▸ Set problem:
Render everything from the line containing "Itemize the components" down to the line containing "- avatar: [603, 370, 689, 456]", both lines included, as a numbered list. Skip blank lines and leave out the pictures.

▸ Material supplied:
::::::::::
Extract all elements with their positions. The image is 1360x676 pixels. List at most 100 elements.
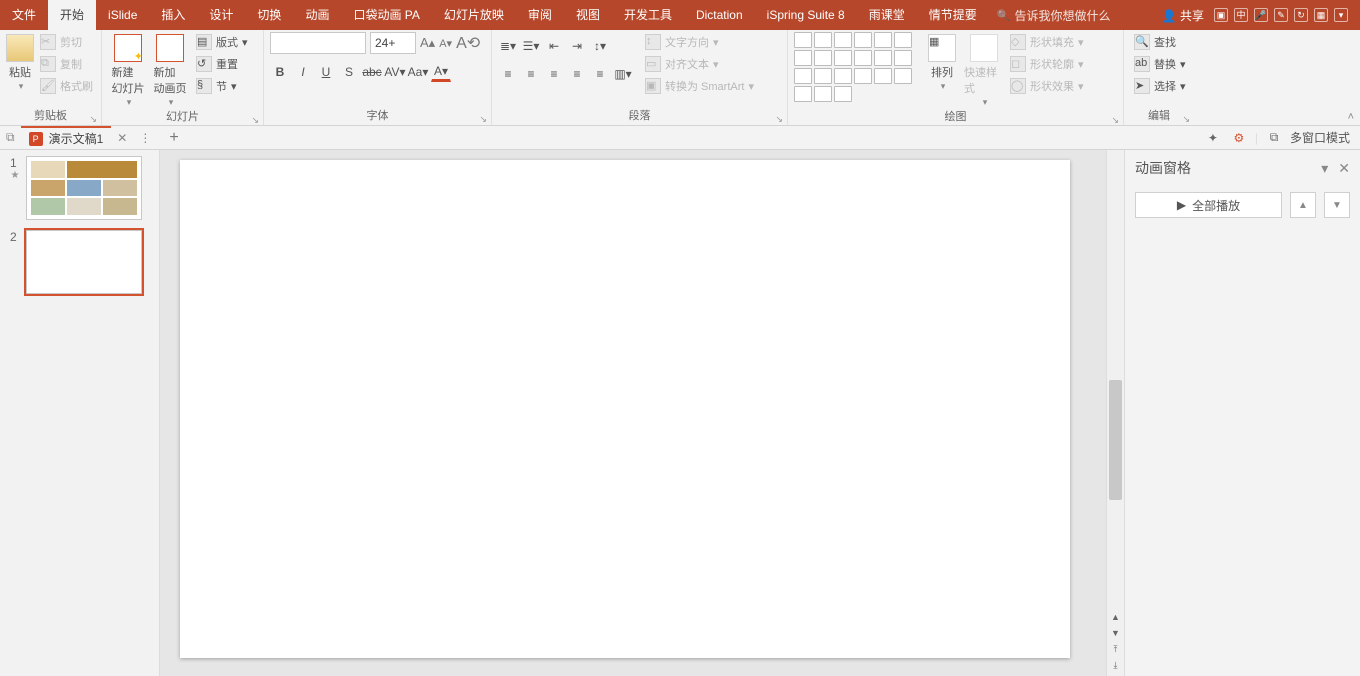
::::::::::
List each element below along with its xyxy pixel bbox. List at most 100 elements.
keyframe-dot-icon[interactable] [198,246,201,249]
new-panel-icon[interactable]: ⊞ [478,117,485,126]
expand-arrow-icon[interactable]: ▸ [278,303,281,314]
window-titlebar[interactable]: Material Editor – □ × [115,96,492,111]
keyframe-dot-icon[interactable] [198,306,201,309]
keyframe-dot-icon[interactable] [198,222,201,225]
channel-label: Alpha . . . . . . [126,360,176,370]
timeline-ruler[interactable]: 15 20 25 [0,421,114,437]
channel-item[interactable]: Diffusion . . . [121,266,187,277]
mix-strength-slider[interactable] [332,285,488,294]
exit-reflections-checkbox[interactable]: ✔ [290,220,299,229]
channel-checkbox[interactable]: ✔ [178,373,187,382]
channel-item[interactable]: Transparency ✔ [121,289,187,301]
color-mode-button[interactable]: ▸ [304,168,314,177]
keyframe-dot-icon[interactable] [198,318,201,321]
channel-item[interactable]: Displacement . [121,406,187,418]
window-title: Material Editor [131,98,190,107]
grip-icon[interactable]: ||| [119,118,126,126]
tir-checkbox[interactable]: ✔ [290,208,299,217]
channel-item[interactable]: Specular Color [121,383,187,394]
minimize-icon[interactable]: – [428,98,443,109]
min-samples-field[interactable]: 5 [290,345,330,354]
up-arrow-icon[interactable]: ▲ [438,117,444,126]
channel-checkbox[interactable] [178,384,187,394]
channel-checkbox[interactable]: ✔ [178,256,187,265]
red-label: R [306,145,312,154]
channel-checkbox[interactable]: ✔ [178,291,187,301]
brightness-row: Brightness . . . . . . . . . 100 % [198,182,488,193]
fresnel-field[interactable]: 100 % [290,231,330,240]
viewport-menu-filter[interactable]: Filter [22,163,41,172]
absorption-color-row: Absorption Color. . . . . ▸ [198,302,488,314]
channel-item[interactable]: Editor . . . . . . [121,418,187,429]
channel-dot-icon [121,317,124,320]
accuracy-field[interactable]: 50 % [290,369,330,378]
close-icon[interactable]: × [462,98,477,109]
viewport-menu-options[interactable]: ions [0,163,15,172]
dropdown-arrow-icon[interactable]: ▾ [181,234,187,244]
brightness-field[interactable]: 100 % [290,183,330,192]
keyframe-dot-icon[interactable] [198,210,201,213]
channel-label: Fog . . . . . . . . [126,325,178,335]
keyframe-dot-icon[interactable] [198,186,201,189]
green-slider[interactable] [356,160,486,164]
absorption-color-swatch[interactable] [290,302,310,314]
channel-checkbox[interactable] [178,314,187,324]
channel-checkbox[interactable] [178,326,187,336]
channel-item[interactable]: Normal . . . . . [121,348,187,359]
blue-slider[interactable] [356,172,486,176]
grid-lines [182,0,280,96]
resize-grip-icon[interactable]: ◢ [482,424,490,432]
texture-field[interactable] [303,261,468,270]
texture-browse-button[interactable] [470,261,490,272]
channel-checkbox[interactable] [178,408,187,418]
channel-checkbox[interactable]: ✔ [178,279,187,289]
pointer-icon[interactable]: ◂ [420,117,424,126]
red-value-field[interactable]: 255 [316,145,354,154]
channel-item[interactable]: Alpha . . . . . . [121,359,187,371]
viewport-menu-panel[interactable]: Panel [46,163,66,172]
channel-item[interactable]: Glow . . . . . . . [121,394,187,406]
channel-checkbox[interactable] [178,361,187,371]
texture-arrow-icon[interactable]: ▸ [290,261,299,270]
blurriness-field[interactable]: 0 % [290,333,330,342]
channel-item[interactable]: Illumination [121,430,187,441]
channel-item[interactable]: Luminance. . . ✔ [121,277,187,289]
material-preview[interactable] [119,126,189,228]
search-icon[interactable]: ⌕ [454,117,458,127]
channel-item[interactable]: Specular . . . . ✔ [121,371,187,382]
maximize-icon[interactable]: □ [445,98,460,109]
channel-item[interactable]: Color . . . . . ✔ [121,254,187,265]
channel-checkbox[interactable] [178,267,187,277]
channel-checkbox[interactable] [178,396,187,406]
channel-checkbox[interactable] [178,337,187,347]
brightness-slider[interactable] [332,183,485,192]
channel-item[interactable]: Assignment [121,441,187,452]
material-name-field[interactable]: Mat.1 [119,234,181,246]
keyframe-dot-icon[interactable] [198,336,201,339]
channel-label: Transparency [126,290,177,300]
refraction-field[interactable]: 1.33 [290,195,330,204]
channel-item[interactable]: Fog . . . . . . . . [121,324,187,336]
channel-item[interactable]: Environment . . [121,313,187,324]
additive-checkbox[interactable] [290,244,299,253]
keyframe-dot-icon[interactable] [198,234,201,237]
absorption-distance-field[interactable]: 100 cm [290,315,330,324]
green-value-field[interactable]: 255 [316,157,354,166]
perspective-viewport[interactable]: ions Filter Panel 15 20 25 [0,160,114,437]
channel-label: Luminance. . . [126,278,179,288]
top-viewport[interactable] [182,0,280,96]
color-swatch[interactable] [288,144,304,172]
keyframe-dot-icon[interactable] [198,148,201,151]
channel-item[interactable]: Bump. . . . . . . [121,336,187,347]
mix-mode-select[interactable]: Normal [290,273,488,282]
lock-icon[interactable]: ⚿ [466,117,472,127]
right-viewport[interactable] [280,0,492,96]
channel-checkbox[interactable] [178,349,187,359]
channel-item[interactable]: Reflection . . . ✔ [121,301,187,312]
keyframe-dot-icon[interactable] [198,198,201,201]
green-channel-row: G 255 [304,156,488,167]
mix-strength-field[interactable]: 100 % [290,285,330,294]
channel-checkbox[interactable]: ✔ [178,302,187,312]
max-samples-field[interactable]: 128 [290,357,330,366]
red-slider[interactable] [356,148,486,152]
::::::::::
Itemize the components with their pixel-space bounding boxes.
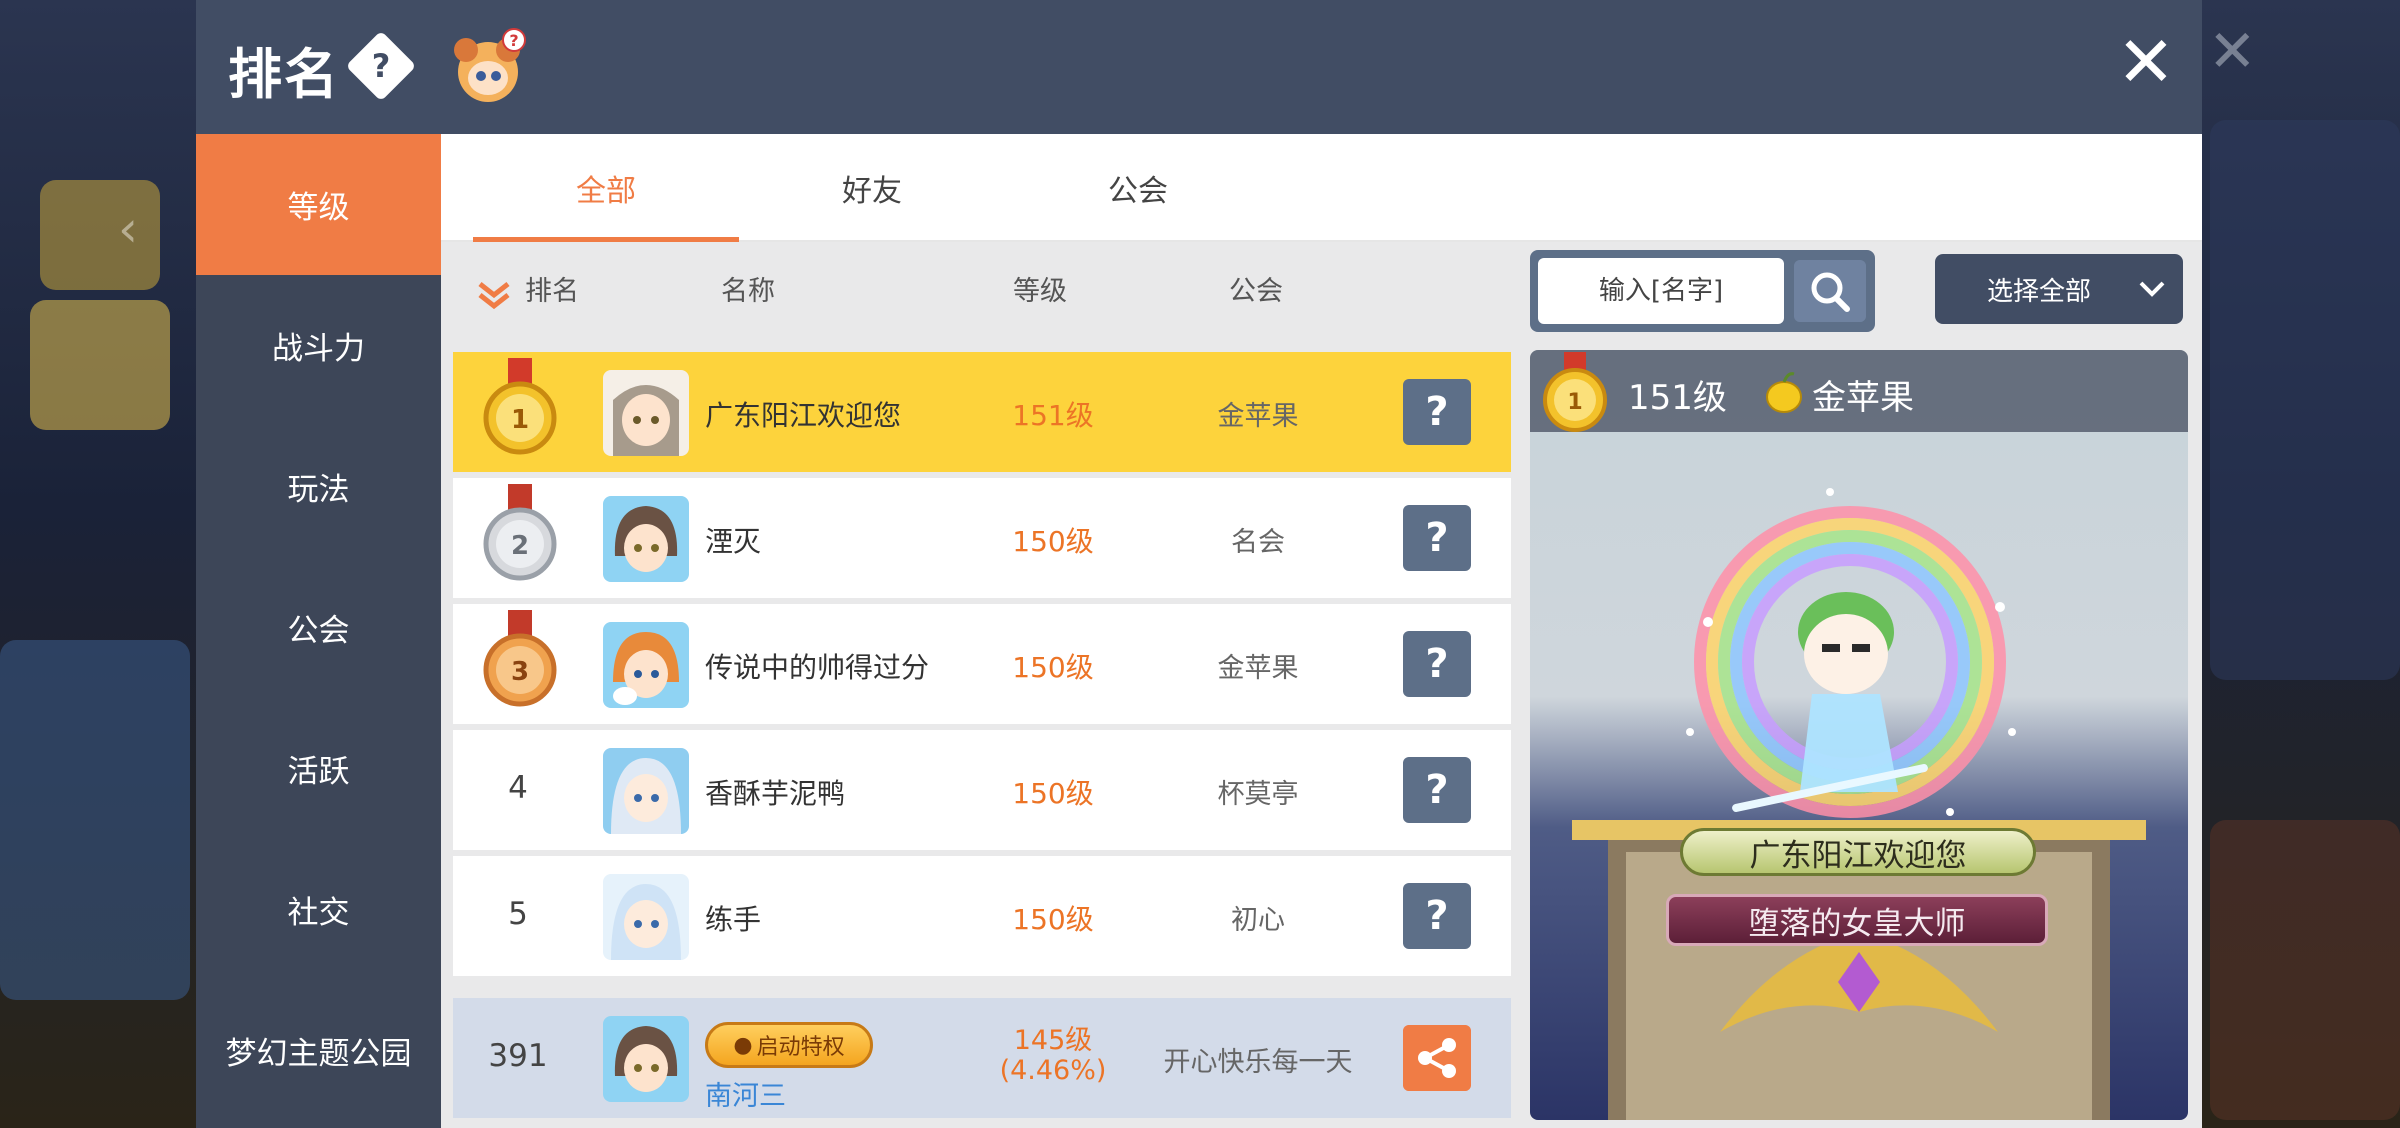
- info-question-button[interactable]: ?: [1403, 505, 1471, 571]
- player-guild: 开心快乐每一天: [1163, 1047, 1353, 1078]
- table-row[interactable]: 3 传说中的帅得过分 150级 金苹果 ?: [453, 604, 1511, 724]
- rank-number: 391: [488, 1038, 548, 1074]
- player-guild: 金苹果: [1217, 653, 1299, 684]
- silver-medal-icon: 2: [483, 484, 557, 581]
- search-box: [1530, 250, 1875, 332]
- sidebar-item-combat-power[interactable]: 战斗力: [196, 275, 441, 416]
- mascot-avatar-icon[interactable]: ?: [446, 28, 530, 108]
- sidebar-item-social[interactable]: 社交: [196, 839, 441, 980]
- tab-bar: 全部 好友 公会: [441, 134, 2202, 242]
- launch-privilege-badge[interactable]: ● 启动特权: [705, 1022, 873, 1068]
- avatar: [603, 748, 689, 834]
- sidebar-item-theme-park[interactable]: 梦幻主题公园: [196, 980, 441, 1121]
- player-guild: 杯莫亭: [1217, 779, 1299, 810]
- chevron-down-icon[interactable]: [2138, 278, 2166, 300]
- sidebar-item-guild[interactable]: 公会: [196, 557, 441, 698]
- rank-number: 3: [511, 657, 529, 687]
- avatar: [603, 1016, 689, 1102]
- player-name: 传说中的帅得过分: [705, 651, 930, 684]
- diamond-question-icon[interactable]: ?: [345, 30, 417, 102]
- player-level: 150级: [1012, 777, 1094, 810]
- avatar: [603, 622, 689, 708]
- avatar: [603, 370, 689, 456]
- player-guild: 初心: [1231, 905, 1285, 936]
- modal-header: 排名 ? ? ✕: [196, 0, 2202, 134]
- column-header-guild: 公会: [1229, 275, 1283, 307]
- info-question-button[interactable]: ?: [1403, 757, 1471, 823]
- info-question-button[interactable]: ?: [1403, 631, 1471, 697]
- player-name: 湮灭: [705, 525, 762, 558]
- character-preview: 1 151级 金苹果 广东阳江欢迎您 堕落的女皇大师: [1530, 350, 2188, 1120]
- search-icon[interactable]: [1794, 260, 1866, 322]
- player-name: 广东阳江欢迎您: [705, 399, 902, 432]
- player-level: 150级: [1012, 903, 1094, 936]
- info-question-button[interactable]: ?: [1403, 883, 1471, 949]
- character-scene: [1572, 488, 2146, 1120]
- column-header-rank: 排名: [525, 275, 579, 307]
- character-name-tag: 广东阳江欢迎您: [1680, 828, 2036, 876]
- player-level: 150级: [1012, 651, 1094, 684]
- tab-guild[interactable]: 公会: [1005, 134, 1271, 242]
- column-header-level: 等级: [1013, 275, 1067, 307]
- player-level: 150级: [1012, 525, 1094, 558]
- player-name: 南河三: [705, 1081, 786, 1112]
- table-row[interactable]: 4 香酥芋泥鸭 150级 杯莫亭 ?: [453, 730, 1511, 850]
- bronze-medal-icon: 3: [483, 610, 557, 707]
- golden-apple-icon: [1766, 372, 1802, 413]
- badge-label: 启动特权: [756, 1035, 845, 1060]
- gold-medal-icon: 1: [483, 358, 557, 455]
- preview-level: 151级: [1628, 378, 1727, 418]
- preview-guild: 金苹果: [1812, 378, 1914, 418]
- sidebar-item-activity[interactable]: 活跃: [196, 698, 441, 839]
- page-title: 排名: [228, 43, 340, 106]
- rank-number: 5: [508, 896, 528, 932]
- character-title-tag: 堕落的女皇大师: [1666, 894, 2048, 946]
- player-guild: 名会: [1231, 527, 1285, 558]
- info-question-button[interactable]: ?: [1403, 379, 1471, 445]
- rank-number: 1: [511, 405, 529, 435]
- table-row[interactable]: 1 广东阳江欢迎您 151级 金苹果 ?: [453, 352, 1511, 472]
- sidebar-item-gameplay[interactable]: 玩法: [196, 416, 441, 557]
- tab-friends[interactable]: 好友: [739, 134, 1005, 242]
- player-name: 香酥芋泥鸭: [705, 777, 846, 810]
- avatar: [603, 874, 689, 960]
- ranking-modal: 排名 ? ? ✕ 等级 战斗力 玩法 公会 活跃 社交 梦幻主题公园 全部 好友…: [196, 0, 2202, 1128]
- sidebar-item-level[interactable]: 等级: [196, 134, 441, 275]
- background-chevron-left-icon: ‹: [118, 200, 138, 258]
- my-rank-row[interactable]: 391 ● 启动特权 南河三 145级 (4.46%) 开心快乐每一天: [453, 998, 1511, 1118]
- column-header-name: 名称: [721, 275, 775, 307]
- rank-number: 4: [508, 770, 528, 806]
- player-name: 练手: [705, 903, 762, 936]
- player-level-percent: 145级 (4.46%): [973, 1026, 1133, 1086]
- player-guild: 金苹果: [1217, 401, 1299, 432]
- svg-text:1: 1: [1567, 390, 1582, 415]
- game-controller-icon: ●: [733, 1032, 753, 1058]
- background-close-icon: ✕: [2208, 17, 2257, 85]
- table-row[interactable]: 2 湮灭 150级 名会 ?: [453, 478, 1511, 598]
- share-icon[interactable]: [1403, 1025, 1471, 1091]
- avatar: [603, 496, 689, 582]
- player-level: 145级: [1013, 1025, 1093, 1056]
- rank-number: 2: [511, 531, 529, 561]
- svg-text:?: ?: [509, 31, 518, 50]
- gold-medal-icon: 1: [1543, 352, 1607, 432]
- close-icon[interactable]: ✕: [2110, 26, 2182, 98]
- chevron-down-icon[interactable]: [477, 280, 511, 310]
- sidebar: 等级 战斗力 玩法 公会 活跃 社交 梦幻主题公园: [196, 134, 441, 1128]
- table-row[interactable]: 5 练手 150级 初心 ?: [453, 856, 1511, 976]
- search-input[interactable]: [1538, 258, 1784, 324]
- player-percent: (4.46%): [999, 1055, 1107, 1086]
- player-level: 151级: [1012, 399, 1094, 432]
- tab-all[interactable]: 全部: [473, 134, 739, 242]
::::::::::
▸ Answer:
1. Itemize the components with their pixel-space bounding boxes.
2. - info-question-button[interactable]: ?: [1403, 505, 1471, 571]
3. - player-guild: 开心快乐每一天: [1163, 1047, 1353, 1078]
4. - table-row[interactable]: 3 传说中的帅得过分 150级 金苹果 ?: [453, 604, 1511, 724]
5. - rank-number: 391: [488, 1038, 548, 1074]
6. - player-guild: 金苹果: [1217, 653, 1299, 684]
7. - silver-medal-icon: 2: [483, 484, 557, 581]
8. - search-box: [1530, 250, 1875, 332]
9. - sidebar-item-combat-power[interactable]: 战斗力: [196, 275, 441, 416]
10. - mascot-avatar-icon[interactable]: ?: [446, 28, 530, 108]
11. - sidebar-item-social[interactable]: 社交: [196, 839, 441, 980]
12. - tab-bar: 全部 好友 公会: [441, 134, 2202, 242]
13. - launch-privilege-badge[interactable]: ● 启动特权: [705, 1022, 873, 1068]
14. - avatar: [603, 748, 689, 834]
15. - sidebar-item-theme-park[interactable]: 梦幻主题公园: [196, 980, 441, 1121]
16. - player-guild: 杯莫亭: [1217, 779, 1299, 810]
17. - chevron-down-icon[interactable]: [2138, 278, 2166, 300]
18. - sidebar-item-guild[interactable]: 公会: [196, 557, 441, 698]
19. - rank-number: 3: [511, 657, 529, 687]
20. - avatar: [603, 1016, 689, 1102]
21. - player-name: 传说中的帅得过分: [705, 651, 930, 684]
22. - diamond-question-icon[interactable]: ?: [345, 30, 417, 102]
23. - player-level: 150级: [1012, 777, 1094, 810]
24. - avatar: [603, 622, 689, 708]
25. - avatar: [603, 370, 689, 456]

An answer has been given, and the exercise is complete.